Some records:
# # # # #
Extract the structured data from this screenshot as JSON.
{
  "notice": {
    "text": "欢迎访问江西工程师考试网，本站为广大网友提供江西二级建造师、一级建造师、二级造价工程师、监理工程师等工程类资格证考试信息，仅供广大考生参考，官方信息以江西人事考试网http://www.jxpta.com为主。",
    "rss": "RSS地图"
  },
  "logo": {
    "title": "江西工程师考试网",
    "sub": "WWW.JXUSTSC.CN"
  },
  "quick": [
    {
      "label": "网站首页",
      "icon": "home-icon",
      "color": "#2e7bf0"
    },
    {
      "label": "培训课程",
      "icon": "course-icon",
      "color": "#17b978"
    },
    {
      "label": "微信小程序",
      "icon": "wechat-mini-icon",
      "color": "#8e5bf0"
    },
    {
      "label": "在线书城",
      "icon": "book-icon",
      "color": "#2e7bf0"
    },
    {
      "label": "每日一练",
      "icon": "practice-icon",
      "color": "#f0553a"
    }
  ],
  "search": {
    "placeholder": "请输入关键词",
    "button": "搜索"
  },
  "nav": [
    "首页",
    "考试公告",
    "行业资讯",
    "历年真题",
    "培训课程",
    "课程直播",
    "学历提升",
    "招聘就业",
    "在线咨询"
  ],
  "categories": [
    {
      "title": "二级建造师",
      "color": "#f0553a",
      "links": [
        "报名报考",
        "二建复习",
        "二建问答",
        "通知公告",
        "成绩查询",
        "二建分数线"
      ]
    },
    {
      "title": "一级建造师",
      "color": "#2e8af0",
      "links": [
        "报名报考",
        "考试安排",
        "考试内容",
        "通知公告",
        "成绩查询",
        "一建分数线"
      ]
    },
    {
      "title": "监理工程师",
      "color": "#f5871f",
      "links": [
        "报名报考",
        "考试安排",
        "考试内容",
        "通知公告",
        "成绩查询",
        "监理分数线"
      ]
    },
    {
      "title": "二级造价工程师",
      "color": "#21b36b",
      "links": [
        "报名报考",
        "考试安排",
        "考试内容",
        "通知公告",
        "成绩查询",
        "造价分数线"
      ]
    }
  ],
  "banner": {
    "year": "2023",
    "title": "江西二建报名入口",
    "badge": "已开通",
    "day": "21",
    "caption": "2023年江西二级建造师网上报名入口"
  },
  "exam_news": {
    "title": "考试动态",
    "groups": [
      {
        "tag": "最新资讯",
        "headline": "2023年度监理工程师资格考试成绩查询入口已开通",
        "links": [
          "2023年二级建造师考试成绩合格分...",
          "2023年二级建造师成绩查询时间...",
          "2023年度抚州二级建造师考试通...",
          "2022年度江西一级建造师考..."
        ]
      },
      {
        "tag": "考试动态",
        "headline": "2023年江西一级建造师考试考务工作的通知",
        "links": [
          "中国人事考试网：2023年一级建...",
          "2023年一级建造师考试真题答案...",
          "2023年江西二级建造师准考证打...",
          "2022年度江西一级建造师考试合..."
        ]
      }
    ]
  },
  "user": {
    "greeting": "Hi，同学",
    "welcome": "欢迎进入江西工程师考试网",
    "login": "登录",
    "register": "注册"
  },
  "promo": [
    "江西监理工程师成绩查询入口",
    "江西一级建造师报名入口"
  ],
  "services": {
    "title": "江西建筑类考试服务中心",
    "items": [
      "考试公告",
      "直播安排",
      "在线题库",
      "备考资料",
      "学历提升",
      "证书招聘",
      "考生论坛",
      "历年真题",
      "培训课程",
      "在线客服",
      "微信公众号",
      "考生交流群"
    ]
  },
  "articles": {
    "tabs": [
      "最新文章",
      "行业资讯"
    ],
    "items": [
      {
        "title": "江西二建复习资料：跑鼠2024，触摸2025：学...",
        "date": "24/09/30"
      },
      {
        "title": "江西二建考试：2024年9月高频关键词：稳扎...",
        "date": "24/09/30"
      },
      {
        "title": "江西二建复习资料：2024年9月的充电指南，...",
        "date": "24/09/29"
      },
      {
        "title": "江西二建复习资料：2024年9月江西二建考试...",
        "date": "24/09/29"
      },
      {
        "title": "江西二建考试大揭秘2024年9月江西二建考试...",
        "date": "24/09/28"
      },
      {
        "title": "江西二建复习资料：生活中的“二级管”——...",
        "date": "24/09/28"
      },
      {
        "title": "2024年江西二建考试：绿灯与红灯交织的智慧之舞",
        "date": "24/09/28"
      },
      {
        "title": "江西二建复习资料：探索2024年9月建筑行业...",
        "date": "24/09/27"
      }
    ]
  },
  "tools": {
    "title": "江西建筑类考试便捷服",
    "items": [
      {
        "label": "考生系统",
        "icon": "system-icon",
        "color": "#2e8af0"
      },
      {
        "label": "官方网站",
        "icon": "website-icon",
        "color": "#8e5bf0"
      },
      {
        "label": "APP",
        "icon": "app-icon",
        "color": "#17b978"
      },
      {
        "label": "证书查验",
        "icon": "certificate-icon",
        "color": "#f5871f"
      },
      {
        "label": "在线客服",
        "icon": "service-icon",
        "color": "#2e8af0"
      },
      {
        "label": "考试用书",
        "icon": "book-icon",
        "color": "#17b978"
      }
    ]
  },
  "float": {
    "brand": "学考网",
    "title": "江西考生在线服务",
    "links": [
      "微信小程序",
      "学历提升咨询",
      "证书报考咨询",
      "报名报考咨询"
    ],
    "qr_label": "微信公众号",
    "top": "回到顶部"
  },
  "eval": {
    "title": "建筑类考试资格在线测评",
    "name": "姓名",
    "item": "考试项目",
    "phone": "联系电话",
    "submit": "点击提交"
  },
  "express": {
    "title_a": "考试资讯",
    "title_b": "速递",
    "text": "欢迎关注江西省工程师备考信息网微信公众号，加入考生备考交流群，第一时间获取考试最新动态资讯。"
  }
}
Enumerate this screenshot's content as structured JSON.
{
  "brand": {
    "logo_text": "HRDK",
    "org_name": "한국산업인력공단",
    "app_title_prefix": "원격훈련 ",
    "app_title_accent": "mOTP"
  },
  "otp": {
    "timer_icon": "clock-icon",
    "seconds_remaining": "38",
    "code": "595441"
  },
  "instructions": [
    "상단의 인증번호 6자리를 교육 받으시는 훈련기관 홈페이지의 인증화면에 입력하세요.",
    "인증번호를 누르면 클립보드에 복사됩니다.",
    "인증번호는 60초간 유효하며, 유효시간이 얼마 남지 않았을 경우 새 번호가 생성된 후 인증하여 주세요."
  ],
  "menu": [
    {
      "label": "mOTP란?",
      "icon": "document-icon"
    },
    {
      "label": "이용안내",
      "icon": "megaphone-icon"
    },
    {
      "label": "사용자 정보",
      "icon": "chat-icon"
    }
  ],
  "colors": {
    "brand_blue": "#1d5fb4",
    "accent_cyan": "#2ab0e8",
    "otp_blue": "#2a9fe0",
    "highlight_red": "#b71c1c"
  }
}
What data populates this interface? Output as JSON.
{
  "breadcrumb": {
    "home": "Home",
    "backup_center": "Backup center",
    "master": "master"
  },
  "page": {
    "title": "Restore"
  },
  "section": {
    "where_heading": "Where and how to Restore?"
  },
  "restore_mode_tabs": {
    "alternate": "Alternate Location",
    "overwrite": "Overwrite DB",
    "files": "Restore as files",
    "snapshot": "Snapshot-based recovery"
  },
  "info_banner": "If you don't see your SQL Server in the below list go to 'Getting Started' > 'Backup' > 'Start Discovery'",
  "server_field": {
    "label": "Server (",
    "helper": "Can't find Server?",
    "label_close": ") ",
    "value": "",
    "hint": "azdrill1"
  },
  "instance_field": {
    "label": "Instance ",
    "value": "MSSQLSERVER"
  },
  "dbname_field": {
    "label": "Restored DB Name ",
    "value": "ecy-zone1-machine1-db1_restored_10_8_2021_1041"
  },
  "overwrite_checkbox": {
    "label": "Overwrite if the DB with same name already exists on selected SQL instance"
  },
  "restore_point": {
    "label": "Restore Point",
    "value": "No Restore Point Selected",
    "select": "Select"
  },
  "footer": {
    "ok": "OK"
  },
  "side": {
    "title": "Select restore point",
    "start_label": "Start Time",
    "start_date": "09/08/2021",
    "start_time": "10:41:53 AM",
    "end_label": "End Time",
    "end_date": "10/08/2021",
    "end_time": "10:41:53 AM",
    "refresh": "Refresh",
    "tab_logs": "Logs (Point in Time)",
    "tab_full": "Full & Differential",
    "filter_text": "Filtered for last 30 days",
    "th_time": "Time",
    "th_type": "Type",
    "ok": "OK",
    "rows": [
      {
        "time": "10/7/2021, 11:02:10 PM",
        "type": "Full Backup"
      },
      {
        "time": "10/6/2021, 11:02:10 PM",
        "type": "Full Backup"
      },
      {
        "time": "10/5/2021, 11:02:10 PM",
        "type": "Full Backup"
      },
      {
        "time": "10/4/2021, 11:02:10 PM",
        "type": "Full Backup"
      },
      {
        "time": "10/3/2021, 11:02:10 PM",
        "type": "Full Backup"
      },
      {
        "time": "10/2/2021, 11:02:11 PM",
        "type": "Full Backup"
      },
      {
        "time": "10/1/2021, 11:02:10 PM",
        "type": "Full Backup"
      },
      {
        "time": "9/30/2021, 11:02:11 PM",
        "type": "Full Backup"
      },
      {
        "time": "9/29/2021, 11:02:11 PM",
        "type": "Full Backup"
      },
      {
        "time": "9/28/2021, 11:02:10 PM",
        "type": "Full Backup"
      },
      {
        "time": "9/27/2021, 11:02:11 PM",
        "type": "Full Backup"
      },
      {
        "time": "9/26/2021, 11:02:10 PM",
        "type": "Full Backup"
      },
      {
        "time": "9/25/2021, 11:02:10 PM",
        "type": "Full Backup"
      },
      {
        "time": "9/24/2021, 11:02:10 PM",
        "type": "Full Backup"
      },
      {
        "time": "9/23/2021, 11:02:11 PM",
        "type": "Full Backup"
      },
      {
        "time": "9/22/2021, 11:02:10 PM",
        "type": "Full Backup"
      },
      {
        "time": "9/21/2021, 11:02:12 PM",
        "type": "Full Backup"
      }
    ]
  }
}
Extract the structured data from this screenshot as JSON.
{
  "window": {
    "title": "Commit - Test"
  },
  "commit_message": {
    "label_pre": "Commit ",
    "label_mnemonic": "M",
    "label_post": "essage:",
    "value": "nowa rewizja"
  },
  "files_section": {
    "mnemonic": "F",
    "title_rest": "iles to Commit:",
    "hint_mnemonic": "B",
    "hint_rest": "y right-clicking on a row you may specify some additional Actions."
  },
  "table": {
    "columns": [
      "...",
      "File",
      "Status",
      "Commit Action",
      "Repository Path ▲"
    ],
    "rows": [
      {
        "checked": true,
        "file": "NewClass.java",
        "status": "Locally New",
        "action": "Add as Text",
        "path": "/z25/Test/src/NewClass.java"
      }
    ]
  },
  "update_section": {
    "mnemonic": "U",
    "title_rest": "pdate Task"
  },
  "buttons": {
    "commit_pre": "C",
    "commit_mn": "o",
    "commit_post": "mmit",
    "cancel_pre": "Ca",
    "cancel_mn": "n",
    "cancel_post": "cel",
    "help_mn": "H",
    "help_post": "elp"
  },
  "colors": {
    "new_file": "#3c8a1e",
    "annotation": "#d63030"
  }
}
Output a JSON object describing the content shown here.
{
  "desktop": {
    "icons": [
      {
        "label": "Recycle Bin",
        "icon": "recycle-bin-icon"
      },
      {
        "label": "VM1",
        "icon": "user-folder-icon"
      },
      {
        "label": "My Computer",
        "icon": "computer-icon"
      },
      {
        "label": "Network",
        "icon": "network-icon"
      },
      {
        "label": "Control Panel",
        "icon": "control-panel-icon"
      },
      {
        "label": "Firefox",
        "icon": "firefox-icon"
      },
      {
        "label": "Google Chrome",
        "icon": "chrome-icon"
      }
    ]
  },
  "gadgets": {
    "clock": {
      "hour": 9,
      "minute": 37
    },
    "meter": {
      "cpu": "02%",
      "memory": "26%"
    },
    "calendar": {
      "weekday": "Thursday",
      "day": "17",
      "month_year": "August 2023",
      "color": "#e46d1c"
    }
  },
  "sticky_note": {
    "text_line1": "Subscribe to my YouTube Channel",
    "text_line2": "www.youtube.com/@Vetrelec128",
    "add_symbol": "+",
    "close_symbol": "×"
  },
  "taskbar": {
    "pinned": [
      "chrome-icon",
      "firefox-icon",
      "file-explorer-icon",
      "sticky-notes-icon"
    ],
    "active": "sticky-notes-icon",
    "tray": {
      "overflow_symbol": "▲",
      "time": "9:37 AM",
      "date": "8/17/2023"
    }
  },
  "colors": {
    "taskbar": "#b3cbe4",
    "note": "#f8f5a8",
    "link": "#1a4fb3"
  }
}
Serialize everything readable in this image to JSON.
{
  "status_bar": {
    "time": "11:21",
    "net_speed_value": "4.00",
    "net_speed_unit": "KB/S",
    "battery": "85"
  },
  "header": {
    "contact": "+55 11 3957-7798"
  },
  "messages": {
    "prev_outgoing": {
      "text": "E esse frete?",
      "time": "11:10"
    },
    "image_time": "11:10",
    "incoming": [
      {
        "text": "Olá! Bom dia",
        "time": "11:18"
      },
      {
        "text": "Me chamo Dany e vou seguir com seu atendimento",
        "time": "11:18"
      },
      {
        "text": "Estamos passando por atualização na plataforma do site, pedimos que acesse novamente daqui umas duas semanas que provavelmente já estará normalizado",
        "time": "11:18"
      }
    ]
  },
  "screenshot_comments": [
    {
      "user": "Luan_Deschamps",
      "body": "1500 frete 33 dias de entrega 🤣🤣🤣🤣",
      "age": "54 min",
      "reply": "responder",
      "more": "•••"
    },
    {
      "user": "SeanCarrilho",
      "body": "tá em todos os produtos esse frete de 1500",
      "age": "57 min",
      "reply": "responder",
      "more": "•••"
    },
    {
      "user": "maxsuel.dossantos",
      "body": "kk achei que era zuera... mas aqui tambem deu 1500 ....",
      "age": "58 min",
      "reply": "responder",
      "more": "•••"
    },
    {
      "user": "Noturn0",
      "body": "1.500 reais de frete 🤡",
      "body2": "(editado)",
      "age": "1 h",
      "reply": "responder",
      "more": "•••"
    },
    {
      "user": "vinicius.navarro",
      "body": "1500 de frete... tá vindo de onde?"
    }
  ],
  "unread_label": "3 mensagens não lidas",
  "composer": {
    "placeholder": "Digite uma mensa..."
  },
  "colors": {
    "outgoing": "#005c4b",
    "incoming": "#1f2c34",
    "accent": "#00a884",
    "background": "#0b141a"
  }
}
# # # # #
# Exercise instructions
Pick out each line containing "notes" and report it.

# Solution to this task
      "sticky-notes-icon"
    "active": "sticky-notes-icon",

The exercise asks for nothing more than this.